TASK INSTRUCTIONS: In the entries below, locate the line with "Output a JSON", then give again that line and all lines after it, exactly, with pictures omitted.

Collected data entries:
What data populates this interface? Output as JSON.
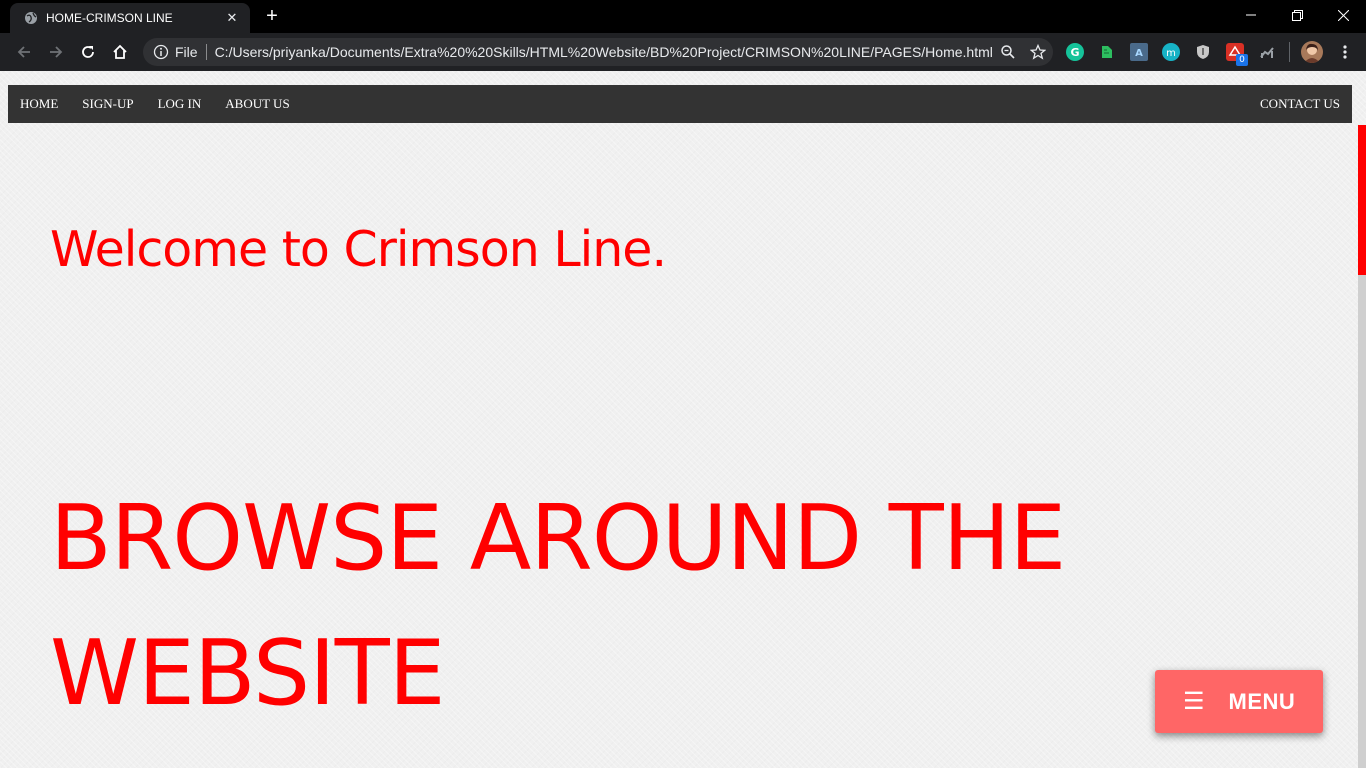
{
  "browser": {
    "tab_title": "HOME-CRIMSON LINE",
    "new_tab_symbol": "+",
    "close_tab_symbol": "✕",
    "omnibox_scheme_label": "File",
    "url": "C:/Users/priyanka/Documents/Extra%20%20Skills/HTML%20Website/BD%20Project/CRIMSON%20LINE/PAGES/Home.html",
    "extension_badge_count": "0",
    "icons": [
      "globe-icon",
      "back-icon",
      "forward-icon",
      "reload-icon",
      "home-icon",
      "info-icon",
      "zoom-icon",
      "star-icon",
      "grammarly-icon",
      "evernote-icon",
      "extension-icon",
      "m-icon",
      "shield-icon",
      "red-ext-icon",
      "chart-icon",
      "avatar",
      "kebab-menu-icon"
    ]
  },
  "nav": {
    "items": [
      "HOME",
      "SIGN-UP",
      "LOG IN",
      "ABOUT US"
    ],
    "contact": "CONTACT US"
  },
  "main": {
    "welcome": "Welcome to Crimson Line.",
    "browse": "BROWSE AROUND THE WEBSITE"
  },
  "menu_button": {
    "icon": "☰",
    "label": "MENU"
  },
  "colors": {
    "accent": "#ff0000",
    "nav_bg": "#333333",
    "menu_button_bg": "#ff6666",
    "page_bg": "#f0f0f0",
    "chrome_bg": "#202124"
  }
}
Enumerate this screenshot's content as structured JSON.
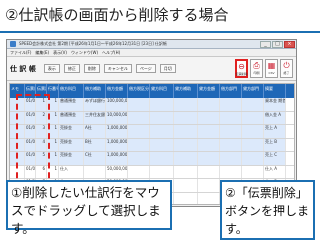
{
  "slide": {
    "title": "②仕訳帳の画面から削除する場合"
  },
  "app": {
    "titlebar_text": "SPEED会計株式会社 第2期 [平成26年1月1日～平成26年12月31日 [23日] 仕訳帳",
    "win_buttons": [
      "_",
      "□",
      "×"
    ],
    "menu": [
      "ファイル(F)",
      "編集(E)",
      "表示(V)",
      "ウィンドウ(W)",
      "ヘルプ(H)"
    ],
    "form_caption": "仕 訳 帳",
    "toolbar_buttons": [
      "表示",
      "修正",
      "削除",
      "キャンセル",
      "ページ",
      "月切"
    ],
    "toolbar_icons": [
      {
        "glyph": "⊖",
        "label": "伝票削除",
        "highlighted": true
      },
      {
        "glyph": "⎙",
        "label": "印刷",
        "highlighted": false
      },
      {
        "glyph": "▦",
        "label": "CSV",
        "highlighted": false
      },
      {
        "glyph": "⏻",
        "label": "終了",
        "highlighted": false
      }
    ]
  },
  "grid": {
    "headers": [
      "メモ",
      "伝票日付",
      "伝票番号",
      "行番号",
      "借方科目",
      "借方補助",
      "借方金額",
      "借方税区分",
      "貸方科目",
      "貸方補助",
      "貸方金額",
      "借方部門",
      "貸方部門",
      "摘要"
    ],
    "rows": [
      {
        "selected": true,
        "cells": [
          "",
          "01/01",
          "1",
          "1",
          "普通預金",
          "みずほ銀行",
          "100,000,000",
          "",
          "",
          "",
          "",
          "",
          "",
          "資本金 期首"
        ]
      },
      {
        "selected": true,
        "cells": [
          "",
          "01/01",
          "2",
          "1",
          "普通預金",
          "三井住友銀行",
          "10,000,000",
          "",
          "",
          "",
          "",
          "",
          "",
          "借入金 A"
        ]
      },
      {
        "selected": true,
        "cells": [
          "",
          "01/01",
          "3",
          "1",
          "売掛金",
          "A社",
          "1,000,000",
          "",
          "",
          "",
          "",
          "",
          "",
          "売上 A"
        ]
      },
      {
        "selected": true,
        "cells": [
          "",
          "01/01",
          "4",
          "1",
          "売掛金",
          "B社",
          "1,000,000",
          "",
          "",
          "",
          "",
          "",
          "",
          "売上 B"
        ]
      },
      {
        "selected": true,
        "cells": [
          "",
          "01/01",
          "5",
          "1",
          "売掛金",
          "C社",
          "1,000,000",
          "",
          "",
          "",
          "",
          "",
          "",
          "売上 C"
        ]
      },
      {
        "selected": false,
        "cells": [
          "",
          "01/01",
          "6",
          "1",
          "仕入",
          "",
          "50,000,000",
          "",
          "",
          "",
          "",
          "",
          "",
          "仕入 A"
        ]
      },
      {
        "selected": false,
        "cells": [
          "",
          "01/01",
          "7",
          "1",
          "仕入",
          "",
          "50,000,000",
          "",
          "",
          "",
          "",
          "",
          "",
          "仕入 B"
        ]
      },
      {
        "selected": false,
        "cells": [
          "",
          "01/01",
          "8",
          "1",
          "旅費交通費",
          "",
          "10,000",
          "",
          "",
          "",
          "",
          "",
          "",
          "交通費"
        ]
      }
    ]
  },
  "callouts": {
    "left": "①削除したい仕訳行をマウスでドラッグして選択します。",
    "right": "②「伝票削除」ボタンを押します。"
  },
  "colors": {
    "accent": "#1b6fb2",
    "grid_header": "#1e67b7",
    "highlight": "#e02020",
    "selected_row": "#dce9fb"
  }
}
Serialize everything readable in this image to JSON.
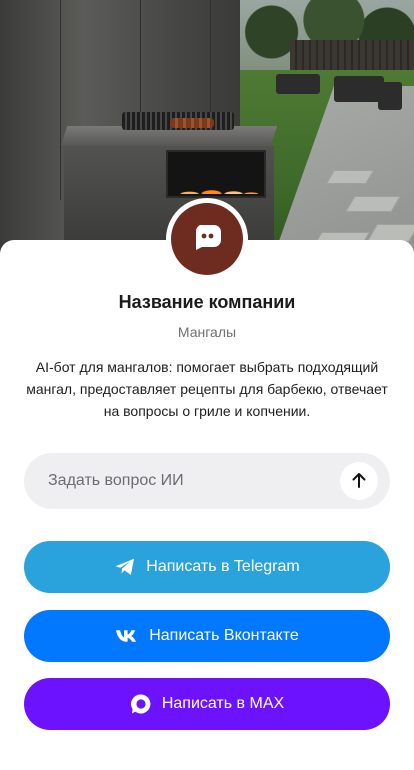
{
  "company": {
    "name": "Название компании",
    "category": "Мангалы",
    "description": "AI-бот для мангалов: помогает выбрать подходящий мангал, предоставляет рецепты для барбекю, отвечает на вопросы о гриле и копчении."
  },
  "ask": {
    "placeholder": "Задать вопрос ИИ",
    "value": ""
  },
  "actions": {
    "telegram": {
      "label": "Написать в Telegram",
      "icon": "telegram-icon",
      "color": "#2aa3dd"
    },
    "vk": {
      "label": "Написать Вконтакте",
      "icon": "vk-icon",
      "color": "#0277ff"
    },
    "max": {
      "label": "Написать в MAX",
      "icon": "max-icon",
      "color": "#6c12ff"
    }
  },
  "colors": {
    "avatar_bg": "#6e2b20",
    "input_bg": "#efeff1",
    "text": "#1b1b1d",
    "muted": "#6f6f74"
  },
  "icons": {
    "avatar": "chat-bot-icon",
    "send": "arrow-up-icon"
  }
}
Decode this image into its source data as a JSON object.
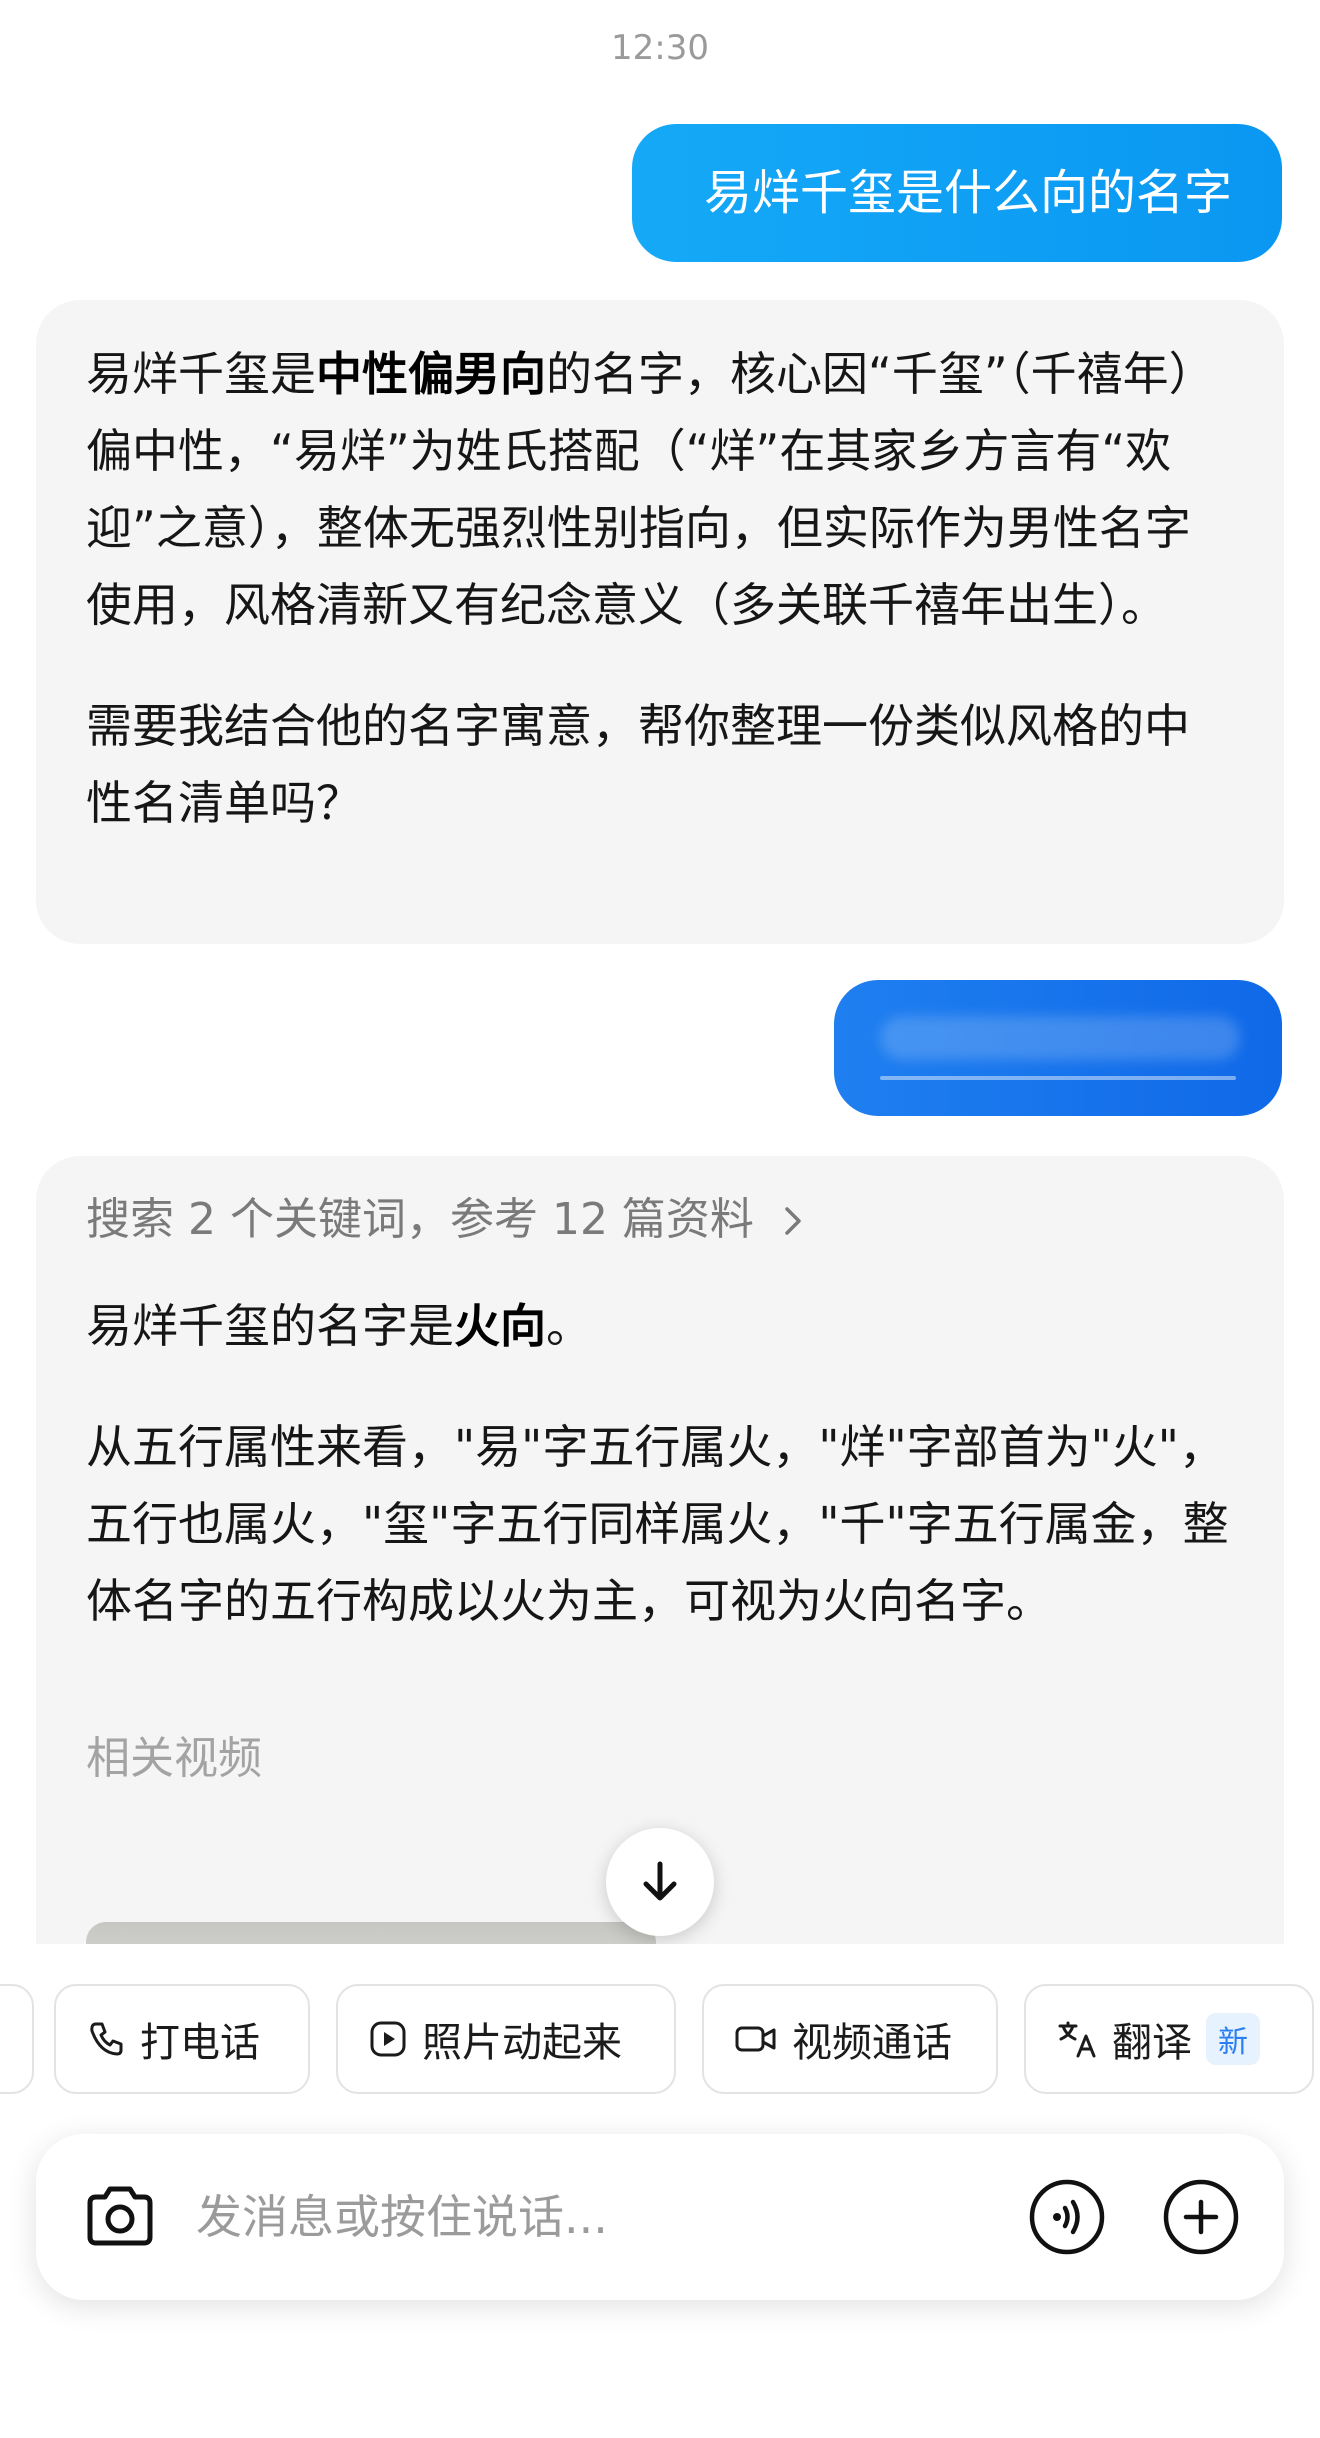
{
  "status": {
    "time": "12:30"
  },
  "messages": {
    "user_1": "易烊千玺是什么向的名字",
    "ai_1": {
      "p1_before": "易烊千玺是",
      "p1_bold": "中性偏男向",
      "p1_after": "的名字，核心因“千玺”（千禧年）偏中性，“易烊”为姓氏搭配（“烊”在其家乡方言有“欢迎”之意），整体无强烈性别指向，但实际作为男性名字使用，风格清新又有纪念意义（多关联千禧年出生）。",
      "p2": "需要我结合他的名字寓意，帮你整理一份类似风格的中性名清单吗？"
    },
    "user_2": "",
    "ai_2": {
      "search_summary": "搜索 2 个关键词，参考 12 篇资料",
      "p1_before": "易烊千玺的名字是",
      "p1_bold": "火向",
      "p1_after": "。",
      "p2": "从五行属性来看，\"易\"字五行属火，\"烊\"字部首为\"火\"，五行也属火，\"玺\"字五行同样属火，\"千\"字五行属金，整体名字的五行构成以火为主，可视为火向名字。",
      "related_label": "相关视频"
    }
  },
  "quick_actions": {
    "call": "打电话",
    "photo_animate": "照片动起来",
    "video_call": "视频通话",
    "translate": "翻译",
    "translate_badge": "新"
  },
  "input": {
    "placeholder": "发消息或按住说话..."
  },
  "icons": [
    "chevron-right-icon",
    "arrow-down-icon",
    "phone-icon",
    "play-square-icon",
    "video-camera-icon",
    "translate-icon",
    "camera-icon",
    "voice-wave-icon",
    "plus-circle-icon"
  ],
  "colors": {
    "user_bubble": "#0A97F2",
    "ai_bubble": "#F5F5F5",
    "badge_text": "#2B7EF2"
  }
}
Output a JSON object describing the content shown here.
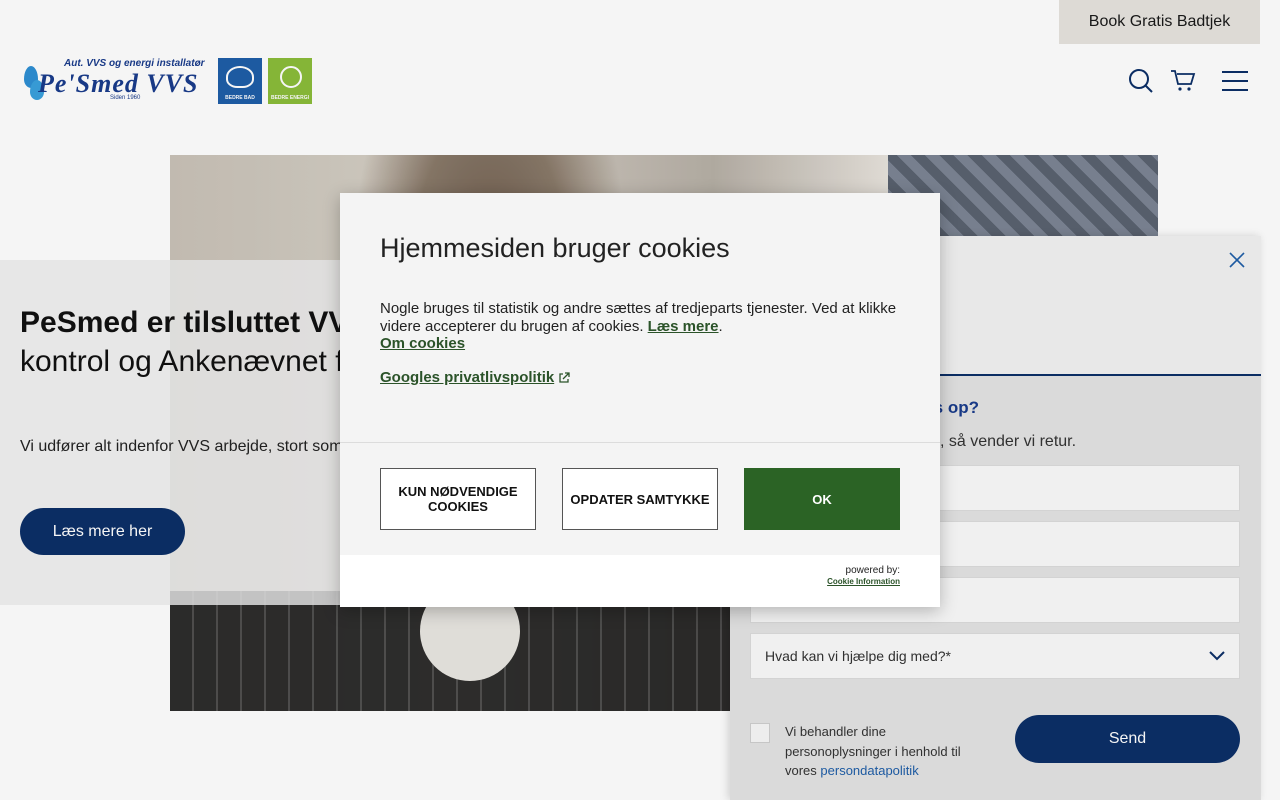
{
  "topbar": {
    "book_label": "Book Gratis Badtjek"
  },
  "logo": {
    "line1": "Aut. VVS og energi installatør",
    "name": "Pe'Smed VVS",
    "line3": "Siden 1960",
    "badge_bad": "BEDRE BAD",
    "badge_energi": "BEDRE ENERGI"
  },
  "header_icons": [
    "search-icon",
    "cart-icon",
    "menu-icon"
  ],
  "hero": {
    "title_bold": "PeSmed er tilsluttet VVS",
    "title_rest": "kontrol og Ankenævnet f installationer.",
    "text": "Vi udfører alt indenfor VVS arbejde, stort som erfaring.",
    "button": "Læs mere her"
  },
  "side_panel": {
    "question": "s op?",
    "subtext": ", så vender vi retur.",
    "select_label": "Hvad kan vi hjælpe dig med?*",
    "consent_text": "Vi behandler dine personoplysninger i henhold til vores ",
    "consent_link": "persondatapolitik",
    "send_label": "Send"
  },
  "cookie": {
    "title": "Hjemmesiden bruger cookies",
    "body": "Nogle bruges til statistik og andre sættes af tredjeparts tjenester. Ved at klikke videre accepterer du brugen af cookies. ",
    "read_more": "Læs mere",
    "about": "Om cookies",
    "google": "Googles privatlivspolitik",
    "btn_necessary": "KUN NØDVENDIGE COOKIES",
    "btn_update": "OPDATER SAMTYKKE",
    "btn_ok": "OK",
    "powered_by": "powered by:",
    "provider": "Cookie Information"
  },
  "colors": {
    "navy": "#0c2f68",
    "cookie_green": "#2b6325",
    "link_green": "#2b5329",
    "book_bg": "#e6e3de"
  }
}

OUTPUT FOR THIS TASK:
Output a JSON object describing the content shown here.
{
  "topbar": {
    "book_label": "Book Gratis Badtjek"
  },
  "logo": {
    "line1": "Aut. VVS og energi installatør",
    "name": "Pe'Smed VVS",
    "line3": "Siden 1960",
    "badge_bad": "BEDRE BAD",
    "badge_energi": "BEDRE ENERGI"
  },
  "header_icons": [
    "search-icon",
    "cart-icon",
    "menu-icon"
  ],
  "hero": {
    "title_bold": "PeSmed er tilsluttet VVS",
    "title_rest": "kontrol og Ankenævnet f installationer.",
    "text": "Vi udfører alt indenfor VVS arbejde, stort som erfaring.",
    "button": "Læs mere her"
  },
  "side_panel": {
    "question": "s op?",
    "subtext": ", så vender vi retur.",
    "select_label": "Hvad kan vi hjælpe dig med?*",
    "consent_text": "Vi behandler dine personoplysninger i henhold til vores ",
    "consent_link": "persondatapolitik",
    "send_label": "Send"
  },
  "cookie": {
    "title": "Hjemmesiden bruger cookies",
    "body": "Nogle bruges til statistik og andre sættes af tredjeparts tjenester. Ved at klikke videre accepterer du brugen af cookies. ",
    "read_more": "Læs mere",
    "about": "Om cookies",
    "google": "Googles privatlivspolitik",
    "btn_necessary": "KUN NØDVENDIGE COOKIES",
    "btn_update": "OPDATER SAMTYKKE",
    "btn_ok": "OK",
    "powered_by": "powered by:",
    "provider": "Cookie Information"
  },
  "colors": {
    "navy": "#0c2f68",
    "cookie_green": "#2b6325",
    "link_green": "#2b5329",
    "book_bg": "#e6e3de"
  }
}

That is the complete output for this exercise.